■ **What needs to be done**: Report every line of the data that includes "recycle".
-=-=-
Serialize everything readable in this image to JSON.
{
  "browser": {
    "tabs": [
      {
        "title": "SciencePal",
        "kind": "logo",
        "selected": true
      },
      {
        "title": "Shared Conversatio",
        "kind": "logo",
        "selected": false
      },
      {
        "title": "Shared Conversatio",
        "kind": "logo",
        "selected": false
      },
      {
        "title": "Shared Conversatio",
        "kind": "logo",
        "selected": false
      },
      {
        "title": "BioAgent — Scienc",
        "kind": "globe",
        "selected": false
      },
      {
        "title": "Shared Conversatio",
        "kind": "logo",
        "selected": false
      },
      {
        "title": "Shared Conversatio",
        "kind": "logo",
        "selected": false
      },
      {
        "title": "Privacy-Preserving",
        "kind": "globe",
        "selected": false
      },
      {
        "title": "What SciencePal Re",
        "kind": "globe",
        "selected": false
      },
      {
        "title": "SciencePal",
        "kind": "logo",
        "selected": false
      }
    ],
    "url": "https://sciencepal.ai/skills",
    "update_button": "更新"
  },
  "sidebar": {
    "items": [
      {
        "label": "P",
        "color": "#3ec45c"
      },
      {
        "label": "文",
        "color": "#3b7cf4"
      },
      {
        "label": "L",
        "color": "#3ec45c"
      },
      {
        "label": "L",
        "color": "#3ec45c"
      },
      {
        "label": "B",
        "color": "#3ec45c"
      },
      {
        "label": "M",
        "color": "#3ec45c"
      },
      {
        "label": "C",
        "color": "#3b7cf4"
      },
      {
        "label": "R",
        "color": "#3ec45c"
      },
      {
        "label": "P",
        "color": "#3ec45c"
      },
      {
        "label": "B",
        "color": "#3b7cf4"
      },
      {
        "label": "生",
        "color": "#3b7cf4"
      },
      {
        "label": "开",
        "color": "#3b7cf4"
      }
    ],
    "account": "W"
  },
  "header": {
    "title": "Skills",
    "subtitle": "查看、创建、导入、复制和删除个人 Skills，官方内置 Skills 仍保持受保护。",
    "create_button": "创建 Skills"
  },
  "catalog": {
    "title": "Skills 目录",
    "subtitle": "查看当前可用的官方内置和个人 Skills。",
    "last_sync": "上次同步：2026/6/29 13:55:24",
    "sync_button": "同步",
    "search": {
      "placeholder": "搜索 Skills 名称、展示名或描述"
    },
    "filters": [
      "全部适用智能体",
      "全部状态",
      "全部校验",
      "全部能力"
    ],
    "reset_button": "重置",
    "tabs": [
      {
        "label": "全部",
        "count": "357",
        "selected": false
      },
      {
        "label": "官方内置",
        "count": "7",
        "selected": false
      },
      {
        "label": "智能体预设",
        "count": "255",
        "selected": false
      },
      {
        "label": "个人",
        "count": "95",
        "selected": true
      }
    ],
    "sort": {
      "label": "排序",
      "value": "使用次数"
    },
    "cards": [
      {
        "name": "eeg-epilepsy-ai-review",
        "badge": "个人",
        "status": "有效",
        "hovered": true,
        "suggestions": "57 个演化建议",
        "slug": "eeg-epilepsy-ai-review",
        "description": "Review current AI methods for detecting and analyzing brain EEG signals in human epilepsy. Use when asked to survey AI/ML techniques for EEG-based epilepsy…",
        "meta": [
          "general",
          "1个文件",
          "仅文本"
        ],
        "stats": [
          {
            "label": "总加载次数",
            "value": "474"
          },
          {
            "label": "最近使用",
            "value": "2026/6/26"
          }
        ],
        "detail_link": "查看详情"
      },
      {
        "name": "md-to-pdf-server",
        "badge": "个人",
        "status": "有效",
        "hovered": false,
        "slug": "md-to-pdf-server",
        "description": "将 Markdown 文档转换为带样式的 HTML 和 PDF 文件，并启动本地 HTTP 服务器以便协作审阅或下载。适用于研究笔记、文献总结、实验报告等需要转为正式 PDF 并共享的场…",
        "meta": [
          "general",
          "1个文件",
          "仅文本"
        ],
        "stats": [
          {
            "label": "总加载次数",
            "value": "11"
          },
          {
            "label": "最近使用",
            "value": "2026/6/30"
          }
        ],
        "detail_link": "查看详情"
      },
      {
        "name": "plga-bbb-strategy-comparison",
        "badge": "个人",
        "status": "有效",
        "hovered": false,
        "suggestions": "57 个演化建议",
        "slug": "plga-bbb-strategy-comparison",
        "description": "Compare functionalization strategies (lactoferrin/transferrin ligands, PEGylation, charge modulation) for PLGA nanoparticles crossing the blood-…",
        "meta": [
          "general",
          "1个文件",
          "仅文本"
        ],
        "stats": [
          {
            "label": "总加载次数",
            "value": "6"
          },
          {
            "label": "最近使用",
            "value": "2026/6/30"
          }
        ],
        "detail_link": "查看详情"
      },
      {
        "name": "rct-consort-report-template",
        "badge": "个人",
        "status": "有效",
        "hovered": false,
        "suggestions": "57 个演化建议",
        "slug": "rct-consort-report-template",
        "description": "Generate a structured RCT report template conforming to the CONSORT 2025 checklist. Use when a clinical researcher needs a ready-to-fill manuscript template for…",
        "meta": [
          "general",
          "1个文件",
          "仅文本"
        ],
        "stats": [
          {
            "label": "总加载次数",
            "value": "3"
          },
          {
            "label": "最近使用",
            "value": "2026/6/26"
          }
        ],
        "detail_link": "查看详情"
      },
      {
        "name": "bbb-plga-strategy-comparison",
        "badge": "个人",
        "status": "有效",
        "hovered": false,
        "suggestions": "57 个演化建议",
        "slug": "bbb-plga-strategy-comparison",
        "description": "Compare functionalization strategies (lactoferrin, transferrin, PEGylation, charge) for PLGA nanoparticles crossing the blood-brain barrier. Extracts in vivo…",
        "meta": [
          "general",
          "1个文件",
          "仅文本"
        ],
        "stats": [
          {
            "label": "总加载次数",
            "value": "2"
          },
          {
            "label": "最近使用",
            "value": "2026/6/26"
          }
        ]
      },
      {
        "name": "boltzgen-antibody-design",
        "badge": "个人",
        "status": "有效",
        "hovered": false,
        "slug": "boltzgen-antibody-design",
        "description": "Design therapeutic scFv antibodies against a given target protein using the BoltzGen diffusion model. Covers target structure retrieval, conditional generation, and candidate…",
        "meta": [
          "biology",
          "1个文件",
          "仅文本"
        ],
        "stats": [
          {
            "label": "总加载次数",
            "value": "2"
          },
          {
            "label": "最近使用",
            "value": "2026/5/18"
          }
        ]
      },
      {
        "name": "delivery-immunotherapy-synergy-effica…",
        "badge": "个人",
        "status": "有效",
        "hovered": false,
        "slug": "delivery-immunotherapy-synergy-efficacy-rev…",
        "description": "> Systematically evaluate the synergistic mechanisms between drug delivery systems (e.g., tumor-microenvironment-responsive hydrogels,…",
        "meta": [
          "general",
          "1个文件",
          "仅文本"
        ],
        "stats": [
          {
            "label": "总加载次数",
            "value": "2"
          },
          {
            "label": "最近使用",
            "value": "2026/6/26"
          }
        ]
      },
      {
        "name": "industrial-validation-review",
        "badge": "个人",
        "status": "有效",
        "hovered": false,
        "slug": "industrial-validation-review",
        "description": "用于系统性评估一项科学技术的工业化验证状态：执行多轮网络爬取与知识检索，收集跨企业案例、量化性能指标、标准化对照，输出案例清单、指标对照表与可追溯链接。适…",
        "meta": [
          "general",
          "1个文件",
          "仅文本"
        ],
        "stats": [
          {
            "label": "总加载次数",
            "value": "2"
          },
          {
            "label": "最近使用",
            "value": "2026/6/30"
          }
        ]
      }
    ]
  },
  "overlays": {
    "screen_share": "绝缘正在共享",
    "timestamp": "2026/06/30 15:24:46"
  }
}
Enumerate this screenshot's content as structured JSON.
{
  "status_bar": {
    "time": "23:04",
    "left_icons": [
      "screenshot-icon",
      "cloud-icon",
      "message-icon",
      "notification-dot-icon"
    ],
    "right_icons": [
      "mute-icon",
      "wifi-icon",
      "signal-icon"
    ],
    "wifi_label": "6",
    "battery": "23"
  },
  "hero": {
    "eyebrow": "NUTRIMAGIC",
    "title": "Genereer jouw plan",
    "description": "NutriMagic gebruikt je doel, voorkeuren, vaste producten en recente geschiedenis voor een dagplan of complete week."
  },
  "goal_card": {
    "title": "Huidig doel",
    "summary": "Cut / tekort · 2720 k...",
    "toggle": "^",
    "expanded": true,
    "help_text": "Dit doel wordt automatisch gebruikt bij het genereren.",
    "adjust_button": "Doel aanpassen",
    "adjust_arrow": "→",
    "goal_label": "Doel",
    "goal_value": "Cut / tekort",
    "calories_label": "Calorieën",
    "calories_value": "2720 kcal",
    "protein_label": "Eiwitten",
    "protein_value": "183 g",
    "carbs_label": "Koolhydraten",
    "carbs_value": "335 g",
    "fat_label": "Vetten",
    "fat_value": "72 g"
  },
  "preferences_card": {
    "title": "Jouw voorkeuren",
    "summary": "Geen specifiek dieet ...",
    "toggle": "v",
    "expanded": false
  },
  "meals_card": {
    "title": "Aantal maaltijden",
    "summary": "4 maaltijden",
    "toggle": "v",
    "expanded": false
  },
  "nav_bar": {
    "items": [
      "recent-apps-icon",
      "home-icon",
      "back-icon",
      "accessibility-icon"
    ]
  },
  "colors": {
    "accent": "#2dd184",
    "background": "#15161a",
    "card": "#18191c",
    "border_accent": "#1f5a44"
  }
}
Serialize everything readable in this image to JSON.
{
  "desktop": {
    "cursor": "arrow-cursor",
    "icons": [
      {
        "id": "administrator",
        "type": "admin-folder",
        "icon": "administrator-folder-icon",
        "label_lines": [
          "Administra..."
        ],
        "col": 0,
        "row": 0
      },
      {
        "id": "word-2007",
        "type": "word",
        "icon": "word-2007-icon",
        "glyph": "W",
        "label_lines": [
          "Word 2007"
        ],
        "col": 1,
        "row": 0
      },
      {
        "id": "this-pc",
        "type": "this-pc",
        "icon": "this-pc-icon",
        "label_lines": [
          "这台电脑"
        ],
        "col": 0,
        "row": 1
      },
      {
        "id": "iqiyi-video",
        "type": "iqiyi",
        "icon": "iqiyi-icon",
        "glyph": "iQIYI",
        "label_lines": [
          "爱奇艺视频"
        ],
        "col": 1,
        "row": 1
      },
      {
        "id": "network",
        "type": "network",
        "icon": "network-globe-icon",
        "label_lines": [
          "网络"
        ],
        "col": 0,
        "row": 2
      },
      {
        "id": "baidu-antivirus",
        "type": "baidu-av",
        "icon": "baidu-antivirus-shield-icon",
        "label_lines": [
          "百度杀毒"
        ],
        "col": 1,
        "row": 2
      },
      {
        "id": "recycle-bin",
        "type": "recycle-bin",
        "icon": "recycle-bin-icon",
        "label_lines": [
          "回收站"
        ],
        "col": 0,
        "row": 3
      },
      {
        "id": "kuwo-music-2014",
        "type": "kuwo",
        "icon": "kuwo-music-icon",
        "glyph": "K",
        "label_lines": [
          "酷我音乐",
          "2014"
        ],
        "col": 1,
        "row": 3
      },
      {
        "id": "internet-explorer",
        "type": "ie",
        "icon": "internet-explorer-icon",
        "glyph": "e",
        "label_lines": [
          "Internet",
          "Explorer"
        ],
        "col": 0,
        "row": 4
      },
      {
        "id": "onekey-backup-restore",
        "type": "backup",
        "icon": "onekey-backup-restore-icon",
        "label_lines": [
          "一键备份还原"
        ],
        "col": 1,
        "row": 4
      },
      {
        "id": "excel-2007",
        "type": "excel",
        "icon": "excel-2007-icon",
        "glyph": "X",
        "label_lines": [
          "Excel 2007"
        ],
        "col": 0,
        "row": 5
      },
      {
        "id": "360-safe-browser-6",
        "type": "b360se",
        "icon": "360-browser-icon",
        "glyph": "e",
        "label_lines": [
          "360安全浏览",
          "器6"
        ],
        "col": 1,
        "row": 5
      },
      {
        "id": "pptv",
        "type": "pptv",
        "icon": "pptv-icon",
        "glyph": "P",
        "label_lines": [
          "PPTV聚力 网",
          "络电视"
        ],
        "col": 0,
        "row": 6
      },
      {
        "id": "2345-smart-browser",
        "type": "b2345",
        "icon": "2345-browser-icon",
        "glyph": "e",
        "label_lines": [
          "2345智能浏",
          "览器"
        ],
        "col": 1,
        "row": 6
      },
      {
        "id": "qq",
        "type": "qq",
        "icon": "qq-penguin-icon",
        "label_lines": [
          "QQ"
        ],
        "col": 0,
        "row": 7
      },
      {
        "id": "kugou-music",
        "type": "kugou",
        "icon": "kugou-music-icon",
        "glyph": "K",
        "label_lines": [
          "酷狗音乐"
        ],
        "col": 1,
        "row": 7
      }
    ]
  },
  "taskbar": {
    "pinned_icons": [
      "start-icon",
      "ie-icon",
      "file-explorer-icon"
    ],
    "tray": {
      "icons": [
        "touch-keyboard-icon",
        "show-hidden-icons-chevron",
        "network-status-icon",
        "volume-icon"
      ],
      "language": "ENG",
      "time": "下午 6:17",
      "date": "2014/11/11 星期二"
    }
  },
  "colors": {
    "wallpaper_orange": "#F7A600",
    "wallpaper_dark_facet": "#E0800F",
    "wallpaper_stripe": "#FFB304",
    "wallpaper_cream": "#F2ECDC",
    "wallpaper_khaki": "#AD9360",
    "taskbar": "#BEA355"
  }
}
-=-=-
■ **Final answer**:
        "id": "recycle-bin",
        "type": "recycle-bin",
        "icon": "recycle-bin-icon",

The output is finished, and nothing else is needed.